(Dataset rows)
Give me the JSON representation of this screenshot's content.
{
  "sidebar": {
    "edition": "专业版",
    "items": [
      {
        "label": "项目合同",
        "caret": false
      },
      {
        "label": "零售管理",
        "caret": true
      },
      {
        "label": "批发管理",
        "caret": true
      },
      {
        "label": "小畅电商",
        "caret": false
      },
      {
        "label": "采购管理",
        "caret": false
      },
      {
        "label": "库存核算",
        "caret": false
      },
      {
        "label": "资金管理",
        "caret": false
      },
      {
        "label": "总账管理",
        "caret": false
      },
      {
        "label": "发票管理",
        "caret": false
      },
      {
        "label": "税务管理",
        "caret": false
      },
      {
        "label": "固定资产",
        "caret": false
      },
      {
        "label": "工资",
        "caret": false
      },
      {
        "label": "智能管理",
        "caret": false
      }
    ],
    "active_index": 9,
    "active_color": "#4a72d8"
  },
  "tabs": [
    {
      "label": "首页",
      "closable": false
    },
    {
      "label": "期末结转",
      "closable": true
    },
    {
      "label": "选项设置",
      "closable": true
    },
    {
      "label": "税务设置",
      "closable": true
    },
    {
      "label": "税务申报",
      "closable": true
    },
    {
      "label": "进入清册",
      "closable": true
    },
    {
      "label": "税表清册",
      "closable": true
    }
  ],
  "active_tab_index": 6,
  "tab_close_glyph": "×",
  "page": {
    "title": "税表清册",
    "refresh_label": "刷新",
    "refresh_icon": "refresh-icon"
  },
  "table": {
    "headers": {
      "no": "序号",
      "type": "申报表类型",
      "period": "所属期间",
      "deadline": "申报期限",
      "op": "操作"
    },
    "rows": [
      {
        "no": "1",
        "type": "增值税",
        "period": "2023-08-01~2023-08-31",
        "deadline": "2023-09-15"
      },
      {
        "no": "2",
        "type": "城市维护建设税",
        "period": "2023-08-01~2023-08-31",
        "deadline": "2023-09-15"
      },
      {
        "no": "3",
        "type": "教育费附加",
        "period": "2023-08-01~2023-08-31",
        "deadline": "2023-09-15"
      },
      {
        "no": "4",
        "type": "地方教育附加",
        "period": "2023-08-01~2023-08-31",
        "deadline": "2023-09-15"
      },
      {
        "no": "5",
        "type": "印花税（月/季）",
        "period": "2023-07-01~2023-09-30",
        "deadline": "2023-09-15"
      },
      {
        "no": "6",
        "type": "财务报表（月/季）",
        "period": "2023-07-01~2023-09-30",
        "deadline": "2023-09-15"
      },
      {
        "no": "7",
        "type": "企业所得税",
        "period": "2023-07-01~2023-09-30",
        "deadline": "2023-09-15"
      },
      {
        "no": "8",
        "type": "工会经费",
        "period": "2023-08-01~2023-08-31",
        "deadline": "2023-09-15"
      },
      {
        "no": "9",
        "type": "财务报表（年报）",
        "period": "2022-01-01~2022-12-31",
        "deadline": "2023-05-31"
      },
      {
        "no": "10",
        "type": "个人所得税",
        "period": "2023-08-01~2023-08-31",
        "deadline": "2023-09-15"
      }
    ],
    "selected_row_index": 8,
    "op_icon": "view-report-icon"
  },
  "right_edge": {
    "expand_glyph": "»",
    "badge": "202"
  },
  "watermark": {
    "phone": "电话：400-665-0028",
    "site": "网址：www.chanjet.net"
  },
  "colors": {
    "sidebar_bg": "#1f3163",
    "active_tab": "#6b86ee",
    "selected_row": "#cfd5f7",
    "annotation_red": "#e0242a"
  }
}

### What is expected
The word "type" may appear on some lines. Report how many lines hold it, giving the number alone.

### Full output
11